• **BRIEF**
Each record below should be repeated precisely as written.

## BEGIN SUPPLIED MATERIAL

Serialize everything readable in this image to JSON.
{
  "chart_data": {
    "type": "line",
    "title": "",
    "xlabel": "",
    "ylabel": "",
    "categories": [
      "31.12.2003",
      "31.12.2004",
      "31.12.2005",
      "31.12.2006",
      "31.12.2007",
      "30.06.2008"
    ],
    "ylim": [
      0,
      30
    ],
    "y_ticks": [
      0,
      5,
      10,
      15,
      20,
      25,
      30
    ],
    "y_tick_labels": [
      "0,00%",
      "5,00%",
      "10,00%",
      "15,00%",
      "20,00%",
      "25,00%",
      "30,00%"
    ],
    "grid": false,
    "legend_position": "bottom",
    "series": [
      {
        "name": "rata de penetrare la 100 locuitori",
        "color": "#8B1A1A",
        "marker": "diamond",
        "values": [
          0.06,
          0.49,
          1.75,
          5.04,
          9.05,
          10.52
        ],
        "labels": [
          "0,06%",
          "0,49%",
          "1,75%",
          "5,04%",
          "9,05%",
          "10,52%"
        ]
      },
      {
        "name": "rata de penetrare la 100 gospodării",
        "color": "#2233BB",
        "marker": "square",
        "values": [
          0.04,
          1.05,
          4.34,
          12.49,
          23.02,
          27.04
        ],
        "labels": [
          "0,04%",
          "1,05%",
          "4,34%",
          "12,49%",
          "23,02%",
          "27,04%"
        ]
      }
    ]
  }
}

## END SUPPLIED MATERIAL

• **EXERCISE RESPONSE**
Serialize everything readable in this image to JSON.
{
  "chart_data": {
    "type": "line",
    "title": "",
    "xlabel": "",
    "ylabel": "",
    "categories": [
      "31.12.2003",
      "31.12.2004",
      "31.12.2005",
      "31.12.2006",
      "31.12.2007",
      "30.06.2008"
    ],
    "ylim": [
      0,
      30
    ],
    "y_ticks": [
      0,
      5,
      10,
      15,
      20,
      25,
      30
    ],
    "y_tick_labels": [
      "0,00%",
      "5,00%",
      "10,00%",
      "15,00%",
      "20,00%",
      "25,00%",
      "30,00%"
    ],
    "grid": false,
    "legend_position": "bottom",
    "series": [
      {
        "name": "rata de penetrare la 100 locuitori",
        "color": "#8B1A1A",
        "marker": "diamond",
        "values": [
          0.06,
          0.49,
          1.75,
          5.04,
          9.05,
          10.52
        ],
        "labels": [
          "0,06%",
          "0,49%",
          "1,75%",
          "5,04%",
          "9,05%",
          "10,52%"
        ]
      },
      {
        "name": "rata de penetrare la 100 gospodării",
        "color": "#2233BB",
        "marker": "square",
        "values": [
          0.04,
          1.05,
          4.34,
          12.49,
          23.02,
          27.04
        ],
        "labels": [
          "0,04%",
          "1,05%",
          "4,34%",
          "12,49%",
          "23,02%",
          "27,04%"
        ]
      }
    ]
  }
}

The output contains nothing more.